» **ENTRIES SHOWN**

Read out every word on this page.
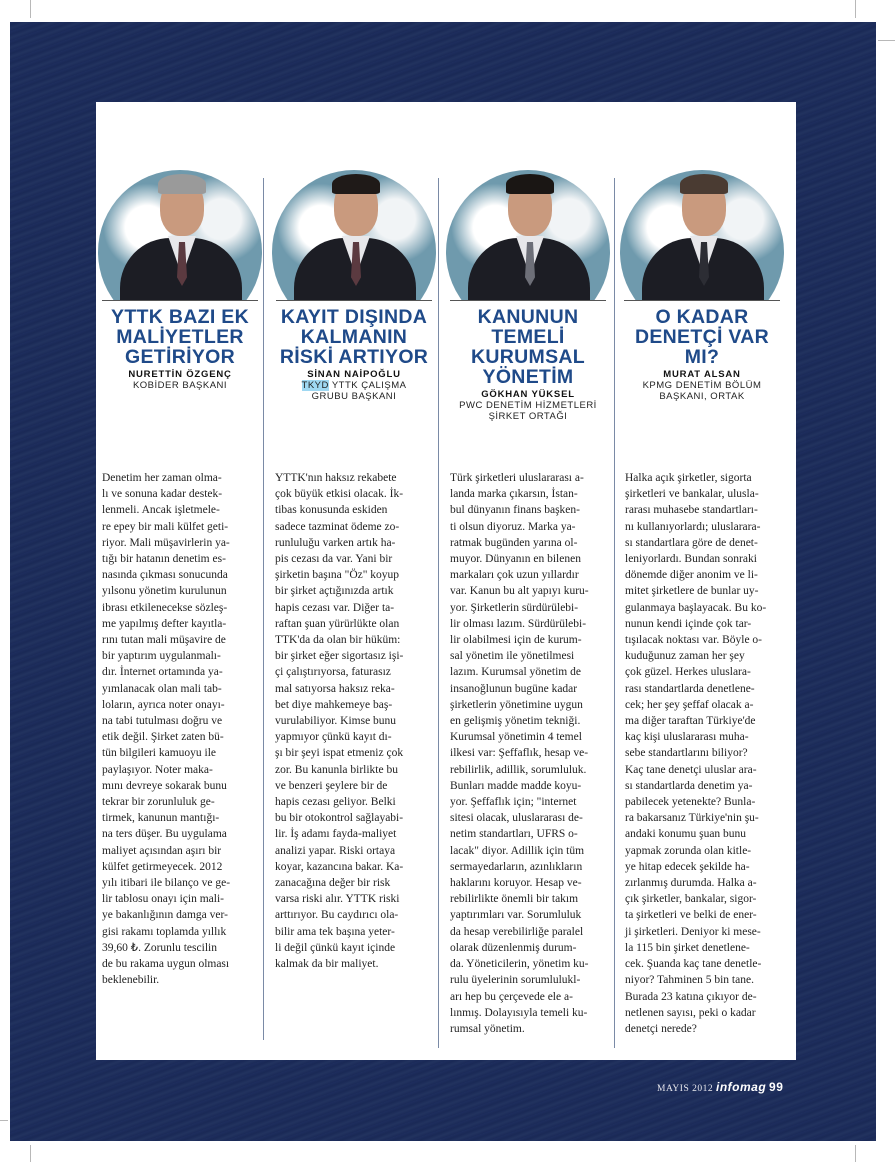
YTTK BAZI EK
MALİYETLER
GETİRİYOR
NURETTİN ÖZGENÇ
KOBİDER BAŞKANI
Denetim her zaman olma-
lı ve sonuna kadar destek-
lenmeli. Ancak işletmele-
re epey bir mali külfet geti-
riyor. Mali müşavirlerin ya-
tığı bir hatanın denetim es-
nasında çıkması sonucunda
yılsonu yönetim kurulunun
ibrası etkilenecekse sözleş-
me yapılmış defter kayıtla-
rını tutan mali müşavire de
bir yaptırım uygulanmalı-
dır. İnternet ortamında ya-
yımlanacak olan mali tab-
loların, ayrıca noter onayı-
na tabi tutulması doğru ve
etik değil. Şirket zaten bü-
tün bilgileri kamuoyu ile
paylaşıyor. Noter maka-
mını devreye sokarak bunu
tekrar bir zorunluluk ge-
tirmek, kanunun mantığı-
na ters düşer. Bu uygulama
maliyet açısından aşırı bir
külfet getirmeyecek. 2012
yılı itibari ile bilanço ve ge-
lir tablosu onayı için mali-
ye bakanlığının damga ver-
gisi rakamı toplamda yıllık
39,60 ₺. Zorunlu tescilin
de bu rakama uygun olması
beklenebilir.
KAYIT DIŞINDA
KALMANIN
RİSKİ ARTIYOR
SİNAN NAİPOĞLU
TKYD YTTK ÇALIŞMA
GRUBU BAŞKANI
YTTK'nın haksız rekabete
çok büyük etkisi olacak. İk-
tibas konusunda eskiden
sadece tazminat ödeme zo-
runluluğu varken artık ha-
pis cezası da var. Yani bir
şirketin başına "Öz" koyup
bir şirket açtığınızda artık
hapis cezası var. Diğer ta-
raftan şuan yürürlükte olan
TTK'da da olan bir hüküm:
bir şirket eğer sigortasız işi-
çi çalıştırıyorsa, faturasız
mal satıyorsa haksız reka-
bet diye mahkemeye baş-
vurulabiliyor. Kimse bunu
yapmıyor çünkü kayıt dı-
şı bir şeyi ispat etmeniz çok
zor. Bu kanunla birlikte bu
ve benzeri şeylere bir de
hapis cezası geliyor. Belki
bu bir otokontrol sağlayabi-
lir. İş adamı fayda-maliyet
analizi yapar. Riski ortaya
koyar, kazancına bakar. Ka-
zanacağına değer bir risk
varsa riski alır. YTTK riski
arttırıyor. Bu caydırıcı ola-
bilir ama tek başına yeter-
li değil çünkü kayıt içinde
kalmak da bir maliyet.
KANUNUN
TEMELİ
KURUMSAL
YÖNETİM
GÖKHAN YÜKSEL
PWC DENETİM HİZMETLERİ
ŞİRKET ORTAĞI
Türk şirketleri uluslararası a-
landa marka çıkarsın, İstan-
bul dünyanın finans başken-
ti olsun diyoruz. Marka ya-
ratmak bugünden yarına ol-
muyor. Dünyanın en bilenen
markaları çok uzun yıllardır
var. Kanun bu alt yapıyı kuru-
yor. Şirketlerin sürdürülebi-
lir olması lazım. Sürdürülebi-
lir olabilmesi için de kurum-
sal yönetim ile yönetilmesi
lazım. Kurumsal yönetim de
insanoğlunun bugüne kadar
şirketlerin yönetimine uygun
en gelişmiş yönetim tekniği.
Kurumsal yönetimin 4 temel
ilkesi var: Şeffaflık, hesap ve-
rebilirlik, adillik, sorumluluk.
Bunları madde madde koyu-
yor. Şeffaflık için; "internet
sitesi olacak, uluslararası de-
netim standartları, UFRS o-
lacak" diyor. Adillik için tüm
sermayedarların, azınlıkların
haklarını koruyor. Hesap ve-
rebilirlikte önemli bir takım
yaptırımları var. Sorumluluk
da hesap verebilirliğe paralel
olarak düzenlenmiş durum-
da. Yöneticilerin, yönetim ku-
rulu üyelerinin sorumlulukl-
arı hep bu çerçevede ele a-
lınmış. Dolayısıyla temeli ku-
rumsal yönetim.
O KADAR
DENETÇİ VAR
MI?
MURAT ALSAN
KPMG DENETİM BÖLÜM
BAŞKANI, ORTAK
Halka açık şirketler, sigorta
şirketleri ve bankalar, ulusla-
rarası muhasebe standartları-
nı kullanıyorlardı; uluslarara-
sı standartlara göre de denet-
leniyorlardı. Bundan sonraki
dönemde diğer anonim ve li-
mitet şirketlere de bunlar uy-
gulanmaya başlayacak. Bu ko-
nunun kendi içinde çok tar-
tışılacak noktası var. Böyle o-
kuduğunuz zaman her şey
çok güzel. Herkes uluslara-
rası standartlarda denetlene-
cek; her şey şeffaf olacak a-
ma diğer taraftan Türkiye'de
kaç kişi uluslararası muha-
sebe standartlarını biliyor?
Kaç tane denetçi uluslar ara-
sı standartlarda denetim ya-
pabilecek yetenekte? Bunla-
ra bakarsanız Türkiye'nin şu-
andaki konumu şuan bunu
yapmak zorunda olan kitle-
ye hitap edecek şekilde ha-
zırlanmış durumda. Halka a-
çık şirketler, bankalar, sigor-
ta şirketleri ve belki de ener-
ji şirketleri. Deniyor ki mese-
la 115 bin şirket denetlene-
cek. Şuanda kaç tane denetle-
niyor? Tahminen 5 bin tane.
Burada 23 katına çıkıyor de-
netlenen sayısı, peki o kadar
denetçi nerede?
MAYIS 2012 infomag 99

» **WHAT THE EXERCISE ASKS**
Transcribe all of the material exactly, leaving out whatever pictures it contains.

» **SOLVED EXERCISE**
Read out every word on this page.
YTTK BAZI EK
MALİYETLER
GETİRİYOR
NURETTİN ÖZGENÇ
KOBİDER BAŞKANI
Denetim her zaman olma-
lı ve sonuna kadar destek-
lenmeli. Ancak işletmele-
re epey bir mali külfet geti-
riyor. Mali müşavirlerin ya-
tığı bir hatanın denetim es-
nasında çıkması sonucunda
yılsonu yönetim kurulunun
ibrası etkilenecekse sözleş-
me yapılmış defter kayıtla-
rını tutan mali müşavire de
bir yaptırım uygulanmalı-
dır. İnternet ortamında ya-
yımlanacak olan mali tab-
loların, ayrıca noter onayı-
na tabi tutulması doğru ve
etik değil. Şirket zaten bü-
tün bilgileri kamuoyu ile
paylaşıyor. Noter maka-
mını devreye sokarak bunu
tekrar bir zorunluluk ge-
tirmek, kanunun mantığı-
na ters düşer. Bu uygulama
maliyet açısından aşırı bir
külfet getirmeyecek. 2012
yılı itibari ile bilanço ve ge-
lir tablosu onayı için mali-
ye bakanlığının damga ver-
gisi rakamı toplamda yıllık
39,60 ₺. Zorunlu tescilin
de bu rakama uygun olması
beklenebilir.
KAYIT DIŞINDA
KALMANIN
RİSKİ ARTIYOR
SİNAN NAİPOĞLU
TKYD YTTK ÇALIŞMA
GRUBU BAŞKANI
YTTK'nın haksız rekabete
çok büyük etkisi olacak. İk-
tibas konusunda eskiden
sadece tazminat ödeme zo-
runluluğu varken artık ha-
pis cezası da var. Yani bir
şirketin başına "Öz" koyup
bir şirket açtığınızda artık
hapis cezası var. Diğer ta-
raftan şuan yürürlükte olan
TTK'da da olan bir hüküm:
bir şirket eğer sigortasız işi-
çi çalıştırıyorsa, faturasız
mal satıyorsa haksız reka-
bet diye mahkemeye baş-
vurulabiliyor. Kimse bunu
yapmıyor çünkü kayıt dı-
şı bir şeyi ispat etmeniz çok
zor. Bu kanunla birlikte bu
ve benzeri şeylere bir de
hapis cezası geliyor. Belki
bu bir otokontrol sağlayabi-
lir. İş adamı fayda-maliyet
analizi yapar. Riski ortaya
koyar, kazancına bakar. Ka-
zanacağına değer bir risk
varsa riski alır. YTTK riski
arttırıyor. Bu caydırıcı ola-
bilir ama tek başına yeter-
li değil çünkü kayıt içinde
kalmak da bir maliyet.
KANUNUN
TEMELİ
KURUMSAL
YÖNETİM
GÖKHAN YÜKSEL
PWC DENETİM HİZMETLERİ
ŞİRKET ORTAĞI
Türk şirketleri uluslararası a-
landa marka çıkarsın, İstan-
bul dünyanın finans başken-
ti olsun diyoruz. Marka ya-
ratmak bugünden yarına ol-
muyor. Dünyanın en bilenen
markaları çok uzun yıllardır
var. Kanun bu alt yapıyı kuru-
yor. Şirketlerin sürdürülebi-
lir olması lazım. Sürdürülebi-
lir olabilmesi için de kurum-
sal yönetim ile yönetilmesi
lazım. Kurumsal yönetim de
insanoğlunun bugüne kadar
şirketlerin yönetimine uygun
en gelişmiş yönetim tekniği.
Kurumsal yönetimin 4 temel
ilkesi var: Şeffaflık, hesap ve-
rebilirlik, adillik, sorumluluk.
Bunları madde madde koyu-
yor. Şeffaflık için; "internet
sitesi olacak, uluslararası de-
netim standartları, UFRS o-
lacak" diyor. Adillik için tüm
sermayedarların, azınlıkların
haklarını koruyor. Hesap ve-
rebilirlikte önemli bir takım
yaptırımları var. Sorumluluk
da hesap verebilirliğe paralel
olarak düzenlenmiş durum-
da. Yöneticilerin, yönetim ku-
rulu üyelerinin sorumlulukl-
arı hep bu çerçevede ele a-
lınmış. Dolayısıyla temeli ku-
rumsal yönetim.
O KADAR
DENETÇİ VAR
MI?
MURAT ALSAN
KPMG DENETİM BÖLÜM
BAŞKANI, ORTAK
Halka açık şirketler, sigorta
şirketleri ve bankalar, ulusla-
rarası muhasebe standartları-
nı kullanıyorlardı; uluslarara-
sı standartlara göre de denet-
leniyorlardı. Bundan sonraki
dönemde diğer anonim ve li-
mitet şirketlere de bunlar uy-
gulanmaya başlayacak. Bu ko-
nunun kendi içinde çok tar-
tışılacak noktası var. Böyle o-
kuduğunuz zaman her şey
çok güzel. Herkes uluslara-
rası standartlarda denetlene-
cek; her şey şeffaf olacak a-
ma diğer taraftan Türkiye'de
kaç kişi uluslararası muha-
sebe standartlarını biliyor?
Kaç tane denetçi uluslar ara-
sı standartlarda denetim ya-
pabilecek yetenekte? Bunla-
ra bakarsanız Türkiye'nin şu-
andaki konumu şuan bunu
yapmak zorunda olan kitle-
ye hitap edecek şekilde ha-
zırlanmış durumda. Halka a-
çık şirketler, bankalar, sigor-
ta şirketleri ve belki de ener-
ji şirketleri. Deniyor ki mese-
la 115 bin şirket denetlene-
cek. Şuanda kaç tane denetle-
niyor? Tahminen 5 bin tane.
Burada 23 katına çıkıyor de-
netlenen sayısı, peki o kadar
denetçi nerede?
MAYIS 2012 infomag 99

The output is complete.